#### Dataset

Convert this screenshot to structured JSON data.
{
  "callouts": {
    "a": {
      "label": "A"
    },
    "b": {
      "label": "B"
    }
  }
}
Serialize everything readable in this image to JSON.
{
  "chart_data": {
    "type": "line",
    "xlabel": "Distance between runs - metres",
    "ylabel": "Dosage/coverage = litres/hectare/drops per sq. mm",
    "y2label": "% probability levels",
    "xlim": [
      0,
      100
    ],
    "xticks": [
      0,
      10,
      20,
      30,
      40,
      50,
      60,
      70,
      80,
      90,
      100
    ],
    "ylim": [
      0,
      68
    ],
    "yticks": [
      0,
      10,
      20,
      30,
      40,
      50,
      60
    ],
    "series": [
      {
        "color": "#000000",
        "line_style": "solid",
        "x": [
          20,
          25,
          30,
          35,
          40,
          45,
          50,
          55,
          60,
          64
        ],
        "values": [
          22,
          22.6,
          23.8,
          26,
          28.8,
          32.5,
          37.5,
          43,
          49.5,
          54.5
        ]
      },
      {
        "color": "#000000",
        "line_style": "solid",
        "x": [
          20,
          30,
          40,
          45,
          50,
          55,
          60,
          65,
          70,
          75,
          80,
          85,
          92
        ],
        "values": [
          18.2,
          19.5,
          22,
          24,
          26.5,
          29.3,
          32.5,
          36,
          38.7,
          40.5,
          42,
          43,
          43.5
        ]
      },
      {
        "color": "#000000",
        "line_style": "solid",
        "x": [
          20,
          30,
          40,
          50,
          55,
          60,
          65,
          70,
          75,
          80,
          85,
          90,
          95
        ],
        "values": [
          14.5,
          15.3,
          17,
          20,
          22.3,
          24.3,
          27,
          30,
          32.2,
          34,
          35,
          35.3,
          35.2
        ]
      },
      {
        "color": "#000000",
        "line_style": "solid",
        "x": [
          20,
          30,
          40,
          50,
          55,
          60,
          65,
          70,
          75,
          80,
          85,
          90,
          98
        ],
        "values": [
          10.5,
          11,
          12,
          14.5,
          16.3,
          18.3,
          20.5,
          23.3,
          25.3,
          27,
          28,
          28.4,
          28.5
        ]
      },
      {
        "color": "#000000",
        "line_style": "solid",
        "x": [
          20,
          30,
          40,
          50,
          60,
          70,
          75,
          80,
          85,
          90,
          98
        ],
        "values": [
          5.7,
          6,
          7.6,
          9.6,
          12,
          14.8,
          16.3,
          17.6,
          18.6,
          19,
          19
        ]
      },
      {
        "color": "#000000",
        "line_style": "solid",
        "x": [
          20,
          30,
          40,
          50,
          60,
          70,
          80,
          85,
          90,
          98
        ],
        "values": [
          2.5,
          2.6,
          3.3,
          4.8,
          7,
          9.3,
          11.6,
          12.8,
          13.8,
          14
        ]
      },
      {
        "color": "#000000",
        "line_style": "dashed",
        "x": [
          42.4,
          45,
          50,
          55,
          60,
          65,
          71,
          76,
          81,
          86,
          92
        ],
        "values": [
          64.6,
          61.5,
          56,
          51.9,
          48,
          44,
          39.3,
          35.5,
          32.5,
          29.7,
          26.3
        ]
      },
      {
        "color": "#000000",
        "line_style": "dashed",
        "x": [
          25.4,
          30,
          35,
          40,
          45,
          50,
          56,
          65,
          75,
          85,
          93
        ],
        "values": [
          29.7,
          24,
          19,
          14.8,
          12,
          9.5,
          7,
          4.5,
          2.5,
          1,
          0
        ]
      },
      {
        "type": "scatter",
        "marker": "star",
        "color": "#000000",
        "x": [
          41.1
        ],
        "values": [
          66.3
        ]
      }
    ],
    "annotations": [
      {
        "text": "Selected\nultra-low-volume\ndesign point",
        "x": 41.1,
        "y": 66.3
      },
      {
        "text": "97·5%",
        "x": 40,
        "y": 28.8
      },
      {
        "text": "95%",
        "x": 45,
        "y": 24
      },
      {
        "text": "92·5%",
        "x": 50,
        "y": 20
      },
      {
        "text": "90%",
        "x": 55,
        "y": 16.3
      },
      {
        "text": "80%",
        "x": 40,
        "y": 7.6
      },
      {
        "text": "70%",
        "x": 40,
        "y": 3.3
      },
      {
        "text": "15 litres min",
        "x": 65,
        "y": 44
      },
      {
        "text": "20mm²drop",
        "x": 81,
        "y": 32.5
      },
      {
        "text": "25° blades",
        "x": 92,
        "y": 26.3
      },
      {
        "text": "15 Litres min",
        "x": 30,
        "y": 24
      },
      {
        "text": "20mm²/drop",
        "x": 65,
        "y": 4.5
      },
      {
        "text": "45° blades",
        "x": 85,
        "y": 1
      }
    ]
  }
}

########

Your task → Return the whole listing exactly.

Solution for this task →
Convert this screenshot to structured JSON data.
{
  "callouts": {
    "a": {
      "label": "A"
    },
    "b": {
      "label": "B"
    }
  }
}
Serialize everything readable in this image to JSON.
{
  "chart_data": {
    "type": "line",
    "xlabel": "Distance between runs - metres",
    "ylabel": "Dosage/coverage = litres/hectare/drops per sq. mm",
    "y2label": "% probability levels",
    "xlim": [
      0,
      100
    ],
    "xticks": [
      0,
      10,
      20,
      30,
      40,
      50,
      60,
      70,
      80,
      90,
      100
    ],
    "ylim": [
      0,
      68
    ],
    "yticks": [
      0,
      10,
      20,
      30,
      40,
      50,
      60
    ],
    "series": [
      {
        "color": "#000000",
        "line_style": "solid",
        "x": [
          20,
          25,
          30,
          35,
          40,
          45,
          50,
          55,
          60,
          64
        ],
        "values": [
          22,
          22.6,
          23.8,
          26,
          28.8,
          32.5,
          37.5,
          43,
          49.5,
          54.5
        ]
      },
      {
        "color": "#000000",
        "line_style": "solid",
        "x": [
          20,
          30,
          40,
          45,
          50,
          55,
          60,
          65,
          70,
          75,
          80,
          85,
          92
        ],
        "values": [
          18.2,
          19.5,
          22,
          24,
          26.5,
          29.3,
          32.5,
          36,
          38.7,
          40.5,
          42,
          43,
          43.5
        ]
      },
      {
        "color": "#000000",
        "line_style": "solid",
        "x": [
          20,
          30,
          40,
          50,
          55,
          60,
          65,
          70,
          75,
          80,
          85,
          90,
          95
        ],
        "values": [
          14.5,
          15.3,
          17,
          20,
          22.3,
          24.3,
          27,
          30,
          32.2,
          34,
          35,
          35.3,
          35.2
        ]
      },
      {
        "color": "#000000",
        "line_style": "solid",
        "x": [
          20,
          30,
          40,
          50,
          55,
          60,
          65,
          70,
          75,
          80,
          85,
          90,
          98
        ],
        "values": [
          10.5,
          11,
          12,
          14.5,
          16.3,
          18.3,
          20.5,
          23.3,
          25.3,
          27,
          28,
          28.4,
          28.5
        ]
      },
      {
        "color": "#000000",
        "line_style": "solid",
        "x": [
          20,
          30,
          40,
          50,
          60,
          70,
          75,
          80,
          85,
          90,
          98
        ],
        "values": [
          5.7,
          6,
          7.6,
          9.6,
          12,
          14.8,
          16.3,
          17.6,
          18.6,
          19,
          19
        ]
      },
      {
        "color": "#000000",
        "line_style": "solid",
        "x": [
          20,
          30,
          40,
          50,
          60,
          70,
          80,
          85,
          90,
          98
        ],
        "values": [
          2.5,
          2.6,
          3.3,
          4.8,
          7,
          9.3,
          11.6,
          12.8,
          13.8,
          14
        ]
      },
      {
        "color": "#000000",
        "line_style": "dashed",
        "x": [
          42.4,
          45,
          50,
          55,
          60,
          65,
          71,
          76,
          81,
          86,
          92
        ],
        "values": [
          64.6,
          61.5,
          56,
          51.9,
          48,
          44,
          39.3,
          35.5,
          32.5,
          29.7,
          26.3
        ]
      },
      {
        "color": "#000000",
        "line_style": "dashed",
        "x": [
          25.4,
          30,
          35,
          40,
          45,
          50,
          56,
          65,
          75,
          85,
          93
        ],
        "values": [
          29.7,
          24,
          19,
          14.8,
          12,
          9.5,
          7,
          4.5,
          2.5,
          1,
          0
        ]
      },
      {
        "type": "scatter",
        "marker": "star",
        "color": "#000000",
        "x": [
          41.1
        ],
        "values": [
          66.3
        ]
      }
    ],
    "annotations": [
      {
        "text": "Selected\nultra-low-volume\ndesign point",
        "x": 41.1,
        "y": 66.3
      },
      {
        "text": "97·5%",
        "x": 40,
        "y": 28.8
      },
      {
        "text": "95%",
        "x": 45,
        "y": 24
      },
      {
        "text": "92·5%",
        "x": 50,
        "y": 20
      },
      {
        "text": "90%",
        "x": 55,
        "y": 16.3
      },
      {
        "text": "80%",
        "x": 40,
        "y": 7.6
      },
      {
        "text": "70%",
        "x": 40,
        "y": 3.3
      },
      {
        "text": "15 litres min",
        "x": 65,
        "y": 44
      },
      {
        "text": "20mm²drop",
        "x": 81,
        "y": 32.5
      },
      {
        "text": "25° blades",
        "x": 92,
        "y": 26.3
      },
      {
        "text": "15 Litres min",
        "x": 30,
        "y": 24
      },
      {
        "text": "20mm²/drop",
        "x": 65,
        "y": 4.5
      },
      {
        "text": "45° blades",
        "x": 85,
        "y": 1
      }
    ]
  }
}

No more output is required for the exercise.